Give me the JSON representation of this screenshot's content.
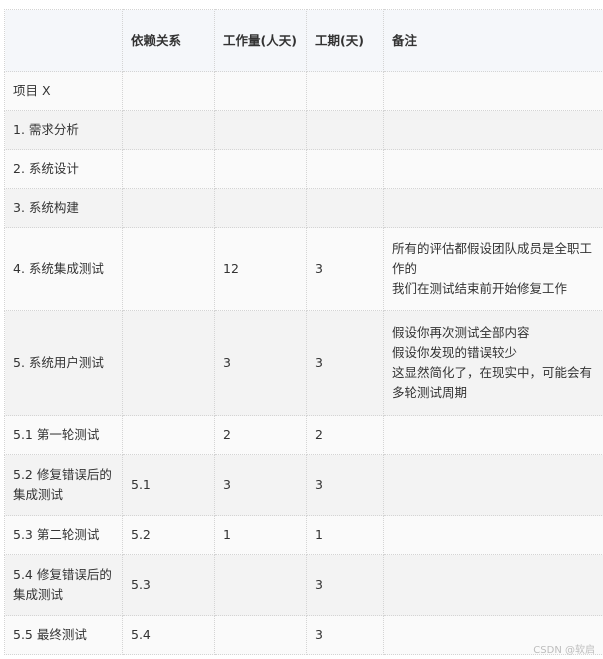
{
  "table": {
    "headers": [
      "",
      "依赖关系",
      "工作量(人天)",
      "工期(天)",
      "备注"
    ],
    "rows": [
      {
        "task": "项目 X",
        "dep": "",
        "effort": "",
        "duration": "",
        "notes": []
      },
      {
        "task": "1. 需求分析",
        "dep": "",
        "effort": "",
        "duration": "",
        "notes": []
      },
      {
        "task": "2. 系统设计",
        "dep": "",
        "effort": "",
        "duration": "",
        "notes": []
      },
      {
        "task": "3. 系统构建",
        "dep": "",
        "effort": "",
        "duration": "",
        "notes": []
      },
      {
        "task": "4. 系统集成测试",
        "dep": "",
        "effort": "12",
        "duration": "3",
        "notes": [
          "所有的评估都假设团队成员是全职工作的",
          "我们在测试结束前开始修复工作"
        ]
      },
      {
        "task": "5. 系统用户测试",
        "dep": "",
        "effort": "3",
        "duration": "3",
        "notes": [
          "假设你再次测试全部内容",
          "假设你发现的错误较少",
          "这显然简化了，在现实中，可能会有多轮测试周期"
        ]
      },
      {
        "task": "5.1 第一轮测试",
        "dep": "",
        "effort": "2",
        "duration": "2",
        "notes": []
      },
      {
        "task": "5.2 修复错误后的集成测试",
        "dep": "5.1",
        "effort": "3",
        "duration": "3",
        "notes": []
      },
      {
        "task": "5.3 第二轮测试",
        "dep": "5.2",
        "effort": "1",
        "duration": "1",
        "notes": []
      },
      {
        "task": "5.4 修复错误后的集成测试",
        "dep": "5.3",
        "effort": "",
        "duration": "3",
        "notes": []
      },
      {
        "task": "5.5 最终测试",
        "dep": "5.4",
        "effort": "",
        "duration": "3",
        "notes": []
      }
    ]
  },
  "watermark": "CSDN @软启"
}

■ ■ ■ ■ ■ ■ ■

Copy the data exactly. Any picture it contains is to be omitted.

* **TASK SOLUTION**:
Give me the JSON representation of this screenshot's content.
{
  "table": {
    "headers": [
      "",
      "依赖关系",
      "工作量(人天)",
      "工期(天)",
      "备注"
    ],
    "rows": [
      {
        "task": "项目 X",
        "dep": "",
        "effort": "",
        "duration": "",
        "notes": []
      },
      {
        "task": "1. 需求分析",
        "dep": "",
        "effort": "",
        "duration": "",
        "notes": []
      },
      {
        "task": "2. 系统设计",
        "dep": "",
        "effort": "",
        "duration": "",
        "notes": []
      },
      {
        "task": "3. 系统构建",
        "dep": "",
        "effort": "",
        "duration": "",
        "notes": []
      },
      {
        "task": "4. 系统集成测试",
        "dep": "",
        "effort": "12",
        "duration": "3",
        "notes": [
          "所有的评估都假设团队成员是全职工作的",
          "我们在测试结束前开始修复工作"
        ]
      },
      {
        "task": "5. 系统用户测试",
        "dep": "",
        "effort": "3",
        "duration": "3",
        "notes": [
          "假设你再次测试全部内容",
          "假设你发现的错误较少",
          "这显然简化了，在现实中，可能会有多轮测试周期"
        ]
      },
      {
        "task": "5.1 第一轮测试",
        "dep": "",
        "effort": "2",
        "duration": "2",
        "notes": []
      },
      {
        "task": "5.2 修复错误后的集成测试",
        "dep": "5.1",
        "effort": "3",
        "duration": "3",
        "notes": []
      },
      {
        "task": "5.3 第二轮测试",
        "dep": "5.2",
        "effort": "1",
        "duration": "1",
        "notes": []
      },
      {
        "task": "5.4 修复错误后的集成测试",
        "dep": "5.3",
        "effort": "",
        "duration": "3",
        "notes": []
      },
      {
        "task": "5.5 最终测试",
        "dep": "5.4",
        "effort": "",
        "duration": "3",
        "notes": []
      }
    ]
  },
  "watermark": "CSDN @软启"
}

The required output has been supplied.